Records from a data source:

** begin **

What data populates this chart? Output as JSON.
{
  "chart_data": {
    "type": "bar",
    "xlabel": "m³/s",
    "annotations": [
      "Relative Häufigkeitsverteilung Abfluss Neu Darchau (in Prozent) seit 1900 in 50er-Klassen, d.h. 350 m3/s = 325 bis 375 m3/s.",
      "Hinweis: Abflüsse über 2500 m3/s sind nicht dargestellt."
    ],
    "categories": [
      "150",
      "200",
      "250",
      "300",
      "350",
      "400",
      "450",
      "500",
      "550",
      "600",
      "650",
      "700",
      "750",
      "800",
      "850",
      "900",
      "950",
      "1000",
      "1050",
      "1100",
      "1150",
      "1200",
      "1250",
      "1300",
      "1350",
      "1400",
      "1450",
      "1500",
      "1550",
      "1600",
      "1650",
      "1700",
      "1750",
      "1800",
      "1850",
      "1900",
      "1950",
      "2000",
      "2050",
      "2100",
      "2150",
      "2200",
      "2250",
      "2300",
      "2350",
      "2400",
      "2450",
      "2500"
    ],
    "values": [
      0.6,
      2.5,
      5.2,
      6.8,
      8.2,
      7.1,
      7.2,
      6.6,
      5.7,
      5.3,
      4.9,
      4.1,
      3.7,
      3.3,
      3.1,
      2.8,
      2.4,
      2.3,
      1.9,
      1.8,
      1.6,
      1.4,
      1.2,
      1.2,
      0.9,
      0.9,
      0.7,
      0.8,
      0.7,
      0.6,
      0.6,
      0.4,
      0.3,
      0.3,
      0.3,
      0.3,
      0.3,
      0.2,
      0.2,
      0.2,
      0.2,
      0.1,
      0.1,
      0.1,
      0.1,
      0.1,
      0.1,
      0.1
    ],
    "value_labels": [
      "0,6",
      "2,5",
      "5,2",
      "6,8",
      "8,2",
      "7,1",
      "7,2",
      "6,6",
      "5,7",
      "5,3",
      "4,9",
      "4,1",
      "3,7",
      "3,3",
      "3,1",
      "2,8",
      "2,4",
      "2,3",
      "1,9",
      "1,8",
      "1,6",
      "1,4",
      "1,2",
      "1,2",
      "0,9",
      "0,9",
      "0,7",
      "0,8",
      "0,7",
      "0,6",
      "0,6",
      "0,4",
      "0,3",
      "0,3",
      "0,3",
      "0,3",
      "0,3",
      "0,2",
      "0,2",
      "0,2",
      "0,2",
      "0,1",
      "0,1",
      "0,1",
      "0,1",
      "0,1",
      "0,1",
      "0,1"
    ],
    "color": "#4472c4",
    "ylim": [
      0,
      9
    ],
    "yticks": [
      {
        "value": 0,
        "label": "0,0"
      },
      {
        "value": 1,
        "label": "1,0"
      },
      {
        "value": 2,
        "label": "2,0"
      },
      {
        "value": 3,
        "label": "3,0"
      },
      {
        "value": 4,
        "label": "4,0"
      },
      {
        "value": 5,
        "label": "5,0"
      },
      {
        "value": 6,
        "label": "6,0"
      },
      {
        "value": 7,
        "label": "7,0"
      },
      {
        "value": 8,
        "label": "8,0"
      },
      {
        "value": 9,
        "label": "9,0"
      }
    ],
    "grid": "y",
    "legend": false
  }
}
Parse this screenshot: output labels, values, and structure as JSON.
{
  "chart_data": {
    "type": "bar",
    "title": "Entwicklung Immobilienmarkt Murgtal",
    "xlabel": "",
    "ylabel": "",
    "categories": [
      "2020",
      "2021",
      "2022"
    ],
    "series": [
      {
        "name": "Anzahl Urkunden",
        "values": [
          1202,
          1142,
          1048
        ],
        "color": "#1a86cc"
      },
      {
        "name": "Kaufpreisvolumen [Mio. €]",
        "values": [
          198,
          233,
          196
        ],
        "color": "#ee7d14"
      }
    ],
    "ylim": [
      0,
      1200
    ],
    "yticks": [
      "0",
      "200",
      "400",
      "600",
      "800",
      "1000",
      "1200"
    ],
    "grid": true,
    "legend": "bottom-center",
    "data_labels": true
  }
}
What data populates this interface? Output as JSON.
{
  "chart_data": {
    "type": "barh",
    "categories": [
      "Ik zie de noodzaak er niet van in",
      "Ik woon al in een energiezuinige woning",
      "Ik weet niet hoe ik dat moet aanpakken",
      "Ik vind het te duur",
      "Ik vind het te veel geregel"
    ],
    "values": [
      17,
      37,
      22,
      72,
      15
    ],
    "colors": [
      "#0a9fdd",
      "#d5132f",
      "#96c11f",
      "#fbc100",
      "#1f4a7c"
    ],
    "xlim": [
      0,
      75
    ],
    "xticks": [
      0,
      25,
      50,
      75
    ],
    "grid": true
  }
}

** end **

WORK TO DO.
Set down all of the entries exactly, please.

FINISHED EXERCISE.
What data populates this chart? Output as JSON.
{
  "chart_data": {
    "type": "bar",
    "xlabel": "m³/s",
    "annotations": [
      "Relative Häufigkeitsverteilung Abfluss Neu Darchau (in Prozent) seit 1900 in 50er-Klassen, d.h. 350 m3/s = 325 bis 375 m3/s.",
      "Hinweis: Abflüsse über 2500 m3/s sind nicht dargestellt."
    ],
    "categories": [
      "150",
      "200",
      "250",
      "300",
      "350",
      "400",
      "450",
      "500",
      "550",
      "600",
      "650",
      "700",
      "750",
      "800",
      "850",
      "900",
      "950",
      "1000",
      "1050",
      "1100",
      "1150",
      "1200",
      "1250",
      "1300",
      "1350",
      "1400",
      "1450",
      "1500",
      "1550",
      "1600",
      "1650",
      "1700",
      "1750",
      "1800",
      "1850",
      "1900",
      "1950",
      "2000",
      "2050",
      "2100",
      "2150",
      "2200",
      "2250",
      "2300",
      "2350",
      "2400",
      "2450",
      "2500"
    ],
    "values": [
      0.6,
      2.5,
      5.2,
      6.8,
      8.2,
      7.1,
      7.2,
      6.6,
      5.7,
      5.3,
      4.9,
      4.1,
      3.7,
      3.3,
      3.1,
      2.8,
      2.4,
      2.3,
      1.9,
      1.8,
      1.6,
      1.4,
      1.2,
      1.2,
      0.9,
      0.9,
      0.7,
      0.8,
      0.7,
      0.6,
      0.6,
      0.4,
      0.3,
      0.3,
      0.3,
      0.3,
      0.3,
      0.2,
      0.2,
      0.2,
      0.2,
      0.1,
      0.1,
      0.1,
      0.1,
      0.1,
      0.1,
      0.1
    ],
    "value_labels": [
      "0,6",
      "2,5",
      "5,2",
      "6,8",
      "8,2",
      "7,1",
      "7,2",
      "6,6",
      "5,7",
      "5,3",
      "4,9",
      "4,1",
      "3,7",
      "3,3",
      "3,1",
      "2,8",
      "2,4",
      "2,3",
      "1,9",
      "1,8",
      "1,6",
      "1,4",
      "1,2",
      "1,2",
      "0,9",
      "0,9",
      "0,7",
      "0,8",
      "0,7",
      "0,6",
      "0,6",
      "0,4",
      "0,3",
      "0,3",
      "0,3",
      "0,3",
      "0,3",
      "0,2",
      "0,2",
      "0,2",
      "0,2",
      "0,1",
      "0,1",
      "0,1",
      "0,1",
      "0,1",
      "0,1",
      "0,1"
    ],
    "color": "#4472c4",
    "ylim": [
      0,
      9
    ],
    "yticks": [
      {
        "value": 0,
        "label": "0,0"
      },
      {
        "value": 1,
        "label": "1,0"
      },
      {
        "value": 2,
        "label": "2,0"
      },
      {
        "value": 3,
        "label": "3,0"
      },
      {
        "value": 4,
        "label": "4,0"
      },
      {
        "value": 5,
        "label": "5,0"
      },
      {
        "value": 6,
        "label": "6,0"
      },
      {
        "value": 7,
        "label": "7,0"
      },
      {
        "value": 8,
        "label": "8,0"
      },
      {
        "value": 9,
        "label": "9,0"
      }
    ],
    "grid": "y",
    "legend": false
  }
}
Parse this screenshot: output labels, values, and structure as JSON.
{
  "chart_data": {
    "type": "bar",
    "title": "Entwicklung Immobilienmarkt Murgtal",
    "xlabel": "",
    "ylabel": "",
    "categories": [
      "2020",
      "2021",
      "2022"
    ],
    "series": [
      {
        "name": "Anzahl Urkunden",
        "values": [
          1202,
          1142,
          1048
        ],
        "color": "#1a86cc"
      },
      {
        "name": "Kaufpreisvolumen [Mio. €]",
        "values": [
          198,
          233,
          196
        ],
        "color": "#ee7d14"
      }
    ],
    "ylim": [
      0,
      1200
    ],
    "yticks": [
      "0",
      "200",
      "400",
      "600",
      "800",
      "1000",
      "1200"
    ],
    "grid": true,
    "legend": "bottom-center",
    "data_labels": true
  }
}
What data populates this interface? Output as JSON.
{
  "chart_data": {
    "type": "barh",
    "categories": [
      "Ik zie de noodzaak er niet van in",
      "Ik woon al in een energiezuinige woning",
      "Ik weet niet hoe ik dat moet aanpakken",
      "Ik vind het te duur",
      "Ik vind het te veel geregel"
    ],
    "values": [
      17,
      37,
      22,
      72,
      15
    ],
    "colors": [
      "#0a9fdd",
      "#d5132f",
      "#96c11f",
      "#fbc100",
      "#1f4a7c"
    ],
    "xlim": [
      0,
      75
    ],
    "xticks": [
      0,
      25,
      50,
      75
    ],
    "grid": true
  }
}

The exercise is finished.